** Entries supplied **
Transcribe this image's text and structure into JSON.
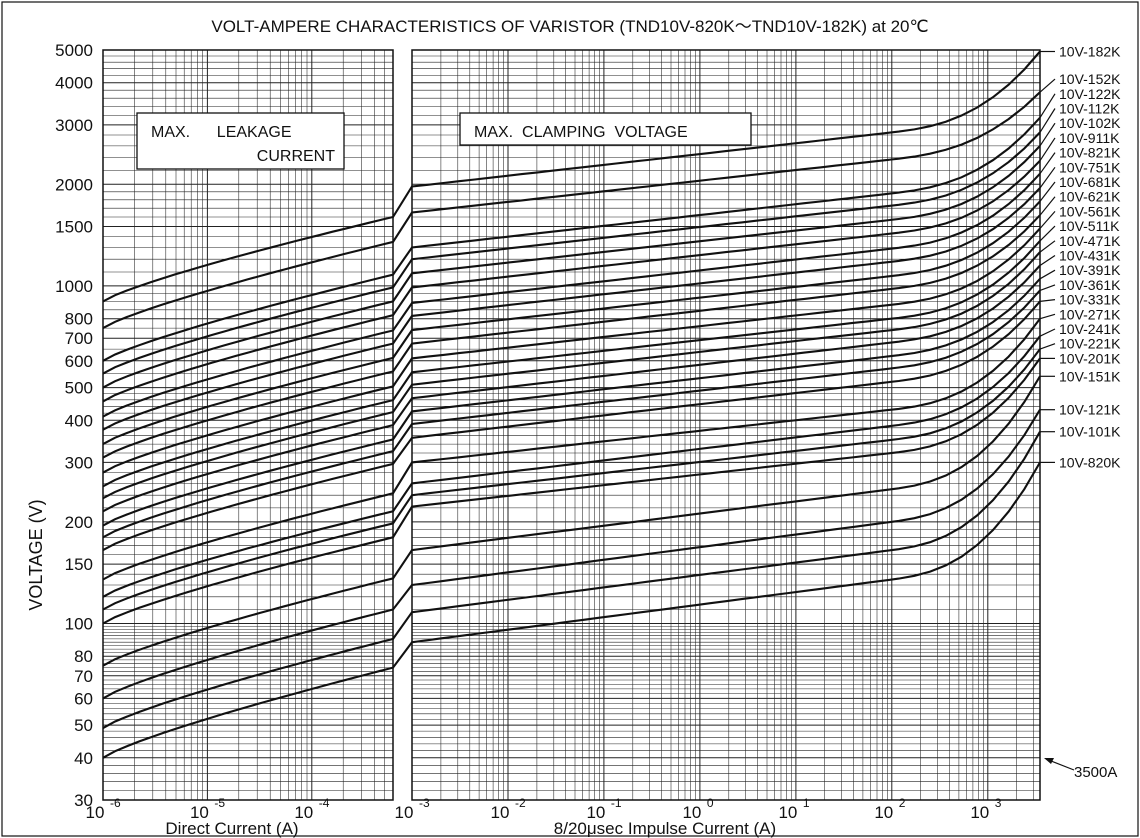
{
  "chart_data": {
    "type": "line",
    "title": "VOLT-AMPERE  CHARACTERISTICS OF VARISTOR (TND10V-820K〜TND10V-182K)  at 20℃",
    "ylabel": "VOLTAGE (V)",
    "y_scale": "log",
    "ylim": [
      30,
      5000
    ],
    "y_ticks": [
      30,
      40,
      50,
      60,
      70,
      80,
      100,
      150,
      200,
      300,
      400,
      500,
      600,
      700,
      800,
      1000,
      1500,
      2000,
      3000,
      4000,
      5000
    ],
    "grid": true,
    "panels": [
      {
        "name": "leakage",
        "xlabel": "Direct  Current (A)",
        "x_scale": "log",
        "xlim": [
          1e-06,
          0.0006
        ],
        "x_ticks": [
          {
            "base": "10",
            "exp": "-6"
          },
          {
            "base": "10",
            "exp": "-5"
          },
          {
            "base": "10",
            "exp": "-4"
          }
        ],
        "box_label_lines": [
          "MAX.      LEAKAGE",
          "CURRENT"
        ]
      },
      {
        "name": "clamping",
        "xlabel": "8/20μsec  Impulse  Current (A)",
        "x_scale": "log",
        "xlim": [
          0.001,
          3500
        ],
        "x_ticks": [
          {
            "base": "10",
            "exp": "-3"
          },
          {
            "base": "10",
            "exp": "-2"
          },
          {
            "base": "10",
            "exp": "-1"
          },
          {
            "base": "10",
            "exp": "0"
          },
          {
            "base": "10",
            "exp": "1"
          },
          {
            "base": "10",
            "exp": "2"
          },
          {
            "base": "10",
            "exp": "3"
          }
        ],
        "box_label_lines": [
          "MAX.  CLAMPING  VOLTAGE"
        ]
      }
    ],
    "annotation": "3500A",
    "series": [
      {
        "name": "10V-820K",
        "leak_start": 40,
        "leak_end": 74,
        "clamp_start": 88,
        "clamp_mid": 135,
        "clamp_end": 300
      },
      {
        "name": "10V-101K",
        "leak_start": 49,
        "leak_end": 90,
        "clamp_start": 108,
        "clamp_mid": 165,
        "clamp_end": 370
      },
      {
        "name": "10V-121K",
        "leak_start": 60,
        "leak_end": 110,
        "clamp_start": 130,
        "clamp_mid": 200,
        "clamp_end": 430
      },
      {
        "name": "10V-151K",
        "leak_start": 75,
        "leak_end": 136,
        "clamp_start": 165,
        "clamp_mid": 250,
        "clamp_end": 540
      },
      {
        "name": "10V-201K",
        "leak_start": 100,
        "leak_end": 180,
        "clamp_start": 222,
        "clamp_mid": 320,
        "clamp_end": 610
      },
      {
        "name": "10V-221K",
        "leak_start": 110,
        "leak_end": 198,
        "clamp_start": 240,
        "clamp_mid": 350,
        "clamp_end": 650
      },
      {
        "name": "10V-241K",
        "leak_start": 120,
        "leak_end": 215,
        "clamp_start": 260,
        "clamp_mid": 385,
        "clamp_end": 710
      },
      {
        "name": "10V-271K",
        "leak_start": 135,
        "leak_end": 243,
        "clamp_start": 300,
        "clamp_mid": 430,
        "clamp_end": 800
      },
      {
        "name": "10V-331K",
        "leak_start": 165,
        "leak_end": 297,
        "clamp_start": 355,
        "clamp_mid": 520,
        "clamp_end": 900
      },
      {
        "name": "10V-361K",
        "leak_start": 180,
        "leak_end": 324,
        "clamp_start": 390,
        "clamp_mid": 570,
        "clamp_end": 970
      },
      {
        "name": "10V-391K",
        "leak_start": 195,
        "leak_end": 351,
        "clamp_start": 425,
        "clamp_mid": 620,
        "clamp_end": 1050
      },
      {
        "name": "10V-431K",
        "leak_start": 215,
        "leak_end": 387,
        "clamp_start": 465,
        "clamp_mid": 680,
        "clamp_end": 1150
      },
      {
        "name": "10V-471K",
        "leak_start": 235,
        "leak_end": 423,
        "clamp_start": 510,
        "clamp_mid": 740,
        "clamp_end": 1260
      },
      {
        "name": "10V-511K",
        "leak_start": 255,
        "leak_end": 459,
        "clamp_start": 555,
        "clamp_mid": 800,
        "clamp_end": 1360
      },
      {
        "name": "10V-561K",
        "leak_start": 280,
        "leak_end": 504,
        "clamp_start": 610,
        "clamp_mid": 880,
        "clamp_end": 1480
      },
      {
        "name": "10V-621K",
        "leak_start": 310,
        "leak_end": 558,
        "clamp_start": 675,
        "clamp_mid": 980,
        "clamp_end": 1620
      },
      {
        "name": "10V-681K",
        "leak_start": 340,
        "leak_end": 612,
        "clamp_start": 740,
        "clamp_mid": 1070,
        "clamp_end": 1780
      },
      {
        "name": "10V-751K",
        "leak_start": 375,
        "leak_end": 675,
        "clamp_start": 815,
        "clamp_mid": 1180,
        "clamp_end": 1950
      },
      {
        "name": "10V-821K",
        "leak_start": 410,
        "leak_end": 738,
        "clamp_start": 890,
        "clamp_mid": 1290,
        "clamp_end": 2150
      },
      {
        "name": "10V-911K",
        "leak_start": 455,
        "leak_end": 819,
        "clamp_start": 990,
        "clamp_mid": 1430,
        "clamp_end": 2350
      },
      {
        "name": "10V-102K",
        "leak_start": 500,
        "leak_end": 900,
        "clamp_start": 1090,
        "clamp_mid": 1570,
        "clamp_end": 2600
      },
      {
        "name": "10V-112K",
        "leak_start": 550,
        "leak_end": 990,
        "clamp_start": 1200,
        "clamp_mid": 1730,
        "clamp_end": 2850
      },
      {
        "name": "10V-122K",
        "leak_start": 600,
        "leak_end": 1080,
        "clamp_start": 1300,
        "clamp_mid": 1880,
        "clamp_end": 3150
      },
      {
        "name": "10V-152K",
        "leak_start": 750,
        "leak_end": 1350,
        "clamp_start": 1650,
        "clamp_mid": 2370,
        "clamp_end": 3750
      },
      {
        "name": "10V-182K",
        "leak_start": 900,
        "leak_end": 1600,
        "clamp_start": 1970,
        "clamp_mid": 2850,
        "clamp_end": 4950
      }
    ]
  }
}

** Task prompt **
Excluding the pictures, reproduce every entry exactly as given.

** Correct response **
Transcribe this image's text and structure into JSON.
{
  "chart_data": {
    "type": "line",
    "title": "VOLT-AMPERE  CHARACTERISTICS OF VARISTOR (TND10V-820K〜TND10V-182K)  at 20℃",
    "ylabel": "VOLTAGE (V)",
    "y_scale": "log",
    "ylim": [
      30,
      5000
    ],
    "y_ticks": [
      30,
      40,
      50,
      60,
      70,
      80,
      100,
      150,
      200,
      300,
      400,
      500,
      600,
      700,
      800,
      1000,
      1500,
      2000,
      3000,
      4000,
      5000
    ],
    "grid": true,
    "panels": [
      {
        "name": "leakage",
        "xlabel": "Direct  Current (A)",
        "x_scale": "log",
        "xlim": [
          1e-06,
          0.0006
        ],
        "x_ticks": [
          {
            "base": "10",
            "exp": "-6"
          },
          {
            "base": "10",
            "exp": "-5"
          },
          {
            "base": "10",
            "exp": "-4"
          }
        ],
        "box_label_lines": [
          "MAX.      LEAKAGE",
          "CURRENT"
        ]
      },
      {
        "name": "clamping",
        "xlabel": "8/20μsec  Impulse  Current (A)",
        "x_scale": "log",
        "xlim": [
          0.001,
          3500
        ],
        "x_ticks": [
          {
            "base": "10",
            "exp": "-3"
          },
          {
            "base": "10",
            "exp": "-2"
          },
          {
            "base": "10",
            "exp": "-1"
          },
          {
            "base": "10",
            "exp": "0"
          },
          {
            "base": "10",
            "exp": "1"
          },
          {
            "base": "10",
            "exp": "2"
          },
          {
            "base": "10",
            "exp": "3"
          }
        ],
        "box_label_lines": [
          "MAX.  CLAMPING  VOLTAGE"
        ]
      }
    ],
    "annotation": "3500A",
    "series": [
      {
        "name": "10V-820K",
        "leak_start": 40,
        "leak_end": 74,
        "clamp_start": 88,
        "clamp_mid": 135,
        "clamp_end": 300
      },
      {
        "name": "10V-101K",
        "leak_start": 49,
        "leak_end": 90,
        "clamp_start": 108,
        "clamp_mid": 165,
        "clamp_end": 370
      },
      {
        "name": "10V-121K",
        "leak_start": 60,
        "leak_end": 110,
        "clamp_start": 130,
        "clamp_mid": 200,
        "clamp_end": 430
      },
      {
        "name": "10V-151K",
        "leak_start": 75,
        "leak_end": 136,
        "clamp_start": 165,
        "clamp_mid": 250,
        "clamp_end": 540
      },
      {
        "name": "10V-201K",
        "leak_start": 100,
        "leak_end": 180,
        "clamp_start": 222,
        "clamp_mid": 320,
        "clamp_end": 610
      },
      {
        "name": "10V-221K",
        "leak_start": 110,
        "leak_end": 198,
        "clamp_start": 240,
        "clamp_mid": 350,
        "clamp_end": 650
      },
      {
        "name": "10V-241K",
        "leak_start": 120,
        "leak_end": 215,
        "clamp_start": 260,
        "clamp_mid": 385,
        "clamp_end": 710
      },
      {
        "name": "10V-271K",
        "leak_start": 135,
        "leak_end": 243,
        "clamp_start": 300,
        "clamp_mid": 430,
        "clamp_end": 800
      },
      {
        "name": "10V-331K",
        "leak_start": 165,
        "leak_end": 297,
        "clamp_start": 355,
        "clamp_mid": 520,
        "clamp_end": 900
      },
      {
        "name": "10V-361K",
        "leak_start": 180,
        "leak_end": 324,
        "clamp_start": 390,
        "clamp_mid": 570,
        "clamp_end": 970
      },
      {
        "name": "10V-391K",
        "leak_start": 195,
        "leak_end": 351,
        "clamp_start": 425,
        "clamp_mid": 620,
        "clamp_end": 1050
      },
      {
        "name": "10V-431K",
        "leak_start": 215,
        "leak_end": 387,
        "clamp_start": 465,
        "clamp_mid": 680,
        "clamp_end": 1150
      },
      {
        "name": "10V-471K",
        "leak_start": 235,
        "leak_end": 423,
        "clamp_start": 510,
        "clamp_mid": 740,
        "clamp_end": 1260
      },
      {
        "name": "10V-511K",
        "leak_start": 255,
        "leak_end": 459,
        "clamp_start": 555,
        "clamp_mid": 800,
        "clamp_end": 1360
      },
      {
        "name": "10V-561K",
        "leak_start": 280,
        "leak_end": 504,
        "clamp_start": 610,
        "clamp_mid": 880,
        "clamp_end": 1480
      },
      {
        "name": "10V-621K",
        "leak_start": 310,
        "leak_end": 558,
        "clamp_start": 675,
        "clamp_mid": 980,
        "clamp_end": 1620
      },
      {
        "name": "10V-681K",
        "leak_start": 340,
        "leak_end": 612,
        "clamp_start": 740,
        "clamp_mid": 1070,
        "clamp_end": 1780
      },
      {
        "name": "10V-751K",
        "leak_start": 375,
        "leak_end": 675,
        "clamp_start": 815,
        "clamp_mid": 1180,
        "clamp_end": 1950
      },
      {
        "name": "10V-821K",
        "leak_start": 410,
        "leak_end": 738,
        "clamp_start": 890,
        "clamp_mid": 1290,
        "clamp_end": 2150
      },
      {
        "name": "10V-911K",
        "leak_start": 455,
        "leak_end": 819,
        "clamp_start": 990,
        "clamp_mid": 1430,
        "clamp_end": 2350
      },
      {
        "name": "10V-102K",
        "leak_start": 500,
        "leak_end": 900,
        "clamp_start": 1090,
        "clamp_mid": 1570,
        "clamp_end": 2600
      },
      {
        "name": "10V-112K",
        "leak_start": 550,
        "leak_end": 990,
        "clamp_start": 1200,
        "clamp_mid": 1730,
        "clamp_end": 2850
      },
      {
        "name": "10V-122K",
        "leak_start": 600,
        "leak_end": 1080,
        "clamp_start": 1300,
        "clamp_mid": 1880,
        "clamp_end": 3150
      },
      {
        "name": "10V-152K",
        "leak_start": 750,
        "leak_end": 1350,
        "clamp_start": 1650,
        "clamp_mid": 2370,
        "clamp_end": 3750
      },
      {
        "name": "10V-182K",
        "leak_start": 900,
        "leak_end": 1600,
        "clamp_start": 1970,
        "clamp_mid": 2850,
        "clamp_end": 4950
      }
    ]
  }
}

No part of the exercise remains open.